» **Written task**: Look for "국가유공자" in each line of the entries, and return the matching lines.

» **Given data**:
----------

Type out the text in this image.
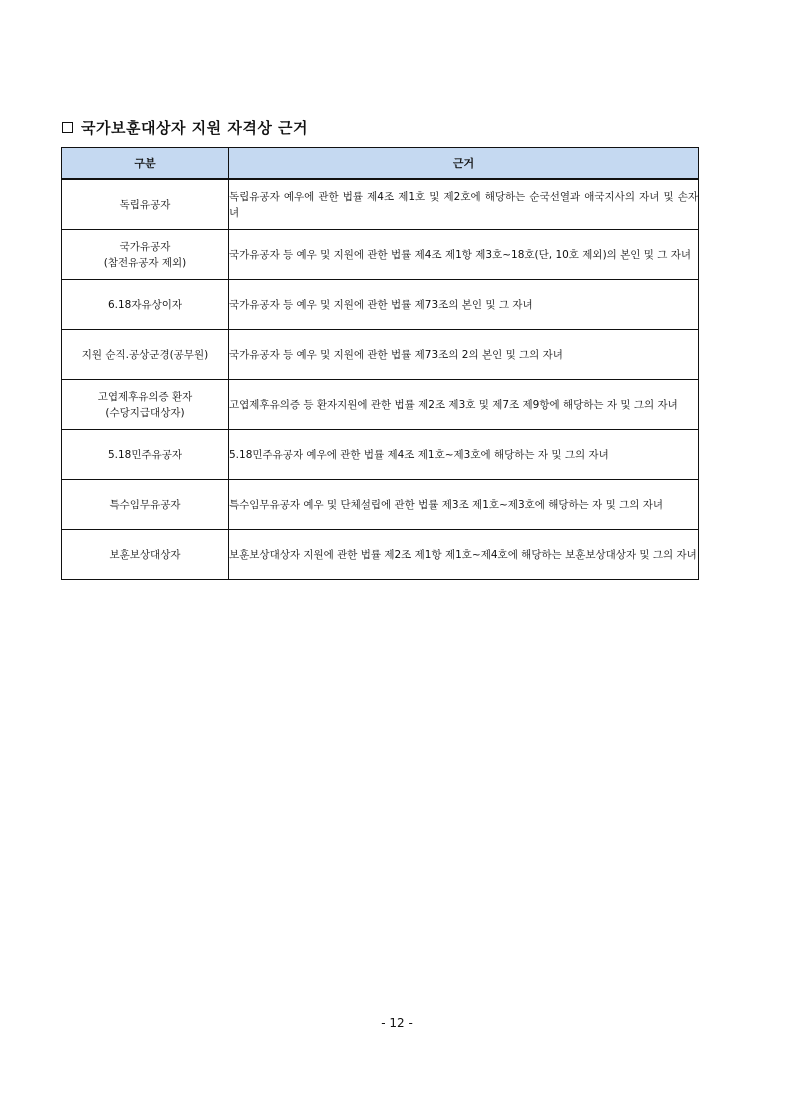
국가보훈대상자 지원 자격상 근거
구분	근거

독립유공자	독립유공자 예우에 관한 법률 제4조 제1호 및 제2호에 해당하는 순국선열과 애국지사의 자녀 및 손자녀

국가유공자
(참전유공자 제외)	국가유공자 등 예우 및 지원에 관한 법률 제4조 제1항 제3호~18호(단, 10호 제외)의 본인 및 그 자녀

6.18자유상이자	국가유공자 등 예우 및 지원에 관한 법률 제73조의 본인 및 그 자녀

지원 순직.공상군경(공무원)	국가유공자 등 예우 및 지원에 관한 법률 제73조의 2의 본인 및 그의 자녀

고엽제후유의증 환자
(수당지급대상자)	고엽제후유의증 등 환자지원에 관한 법률 제2조 제3호 및 제7조 제9항에 해당하는 자 및 그의 자녀

5.18민주유공자	5.18민주유공자 예우에 관한 법률 제4조 제1호~제3호에 해당하는 자 및 그의 자녀

특수임무유공자	특수임무유공자 예우 및 단체설립에 관한 법률 제3조 제1호~제3호에 해당하는 자 및 그의 자녀

보훈보상대상자	보훈보상대상자 지원에 관한 법률 제2조 제1항 제1호~제4호에 해당하는 보훈보상대상자 및 그의 자녀
- 12 -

----------

» **Output**:
국가유공자
(참전유공자 제외)	국가유공자 등 예우 및 지원에 관한 법률 제4조 제1항 제3호~18호(단, 10호 제외)의 본인 및 그 자녀
6.18자유상이자	국가유공자 등 예우 및 지원에 관한 법률 제73조의 본인 및 그 자녀
지원 순직.공상군경(공무원)	국가유공자 등 예우 및 지원에 관한 법률 제73조의 2의 본인 및 그의 자녀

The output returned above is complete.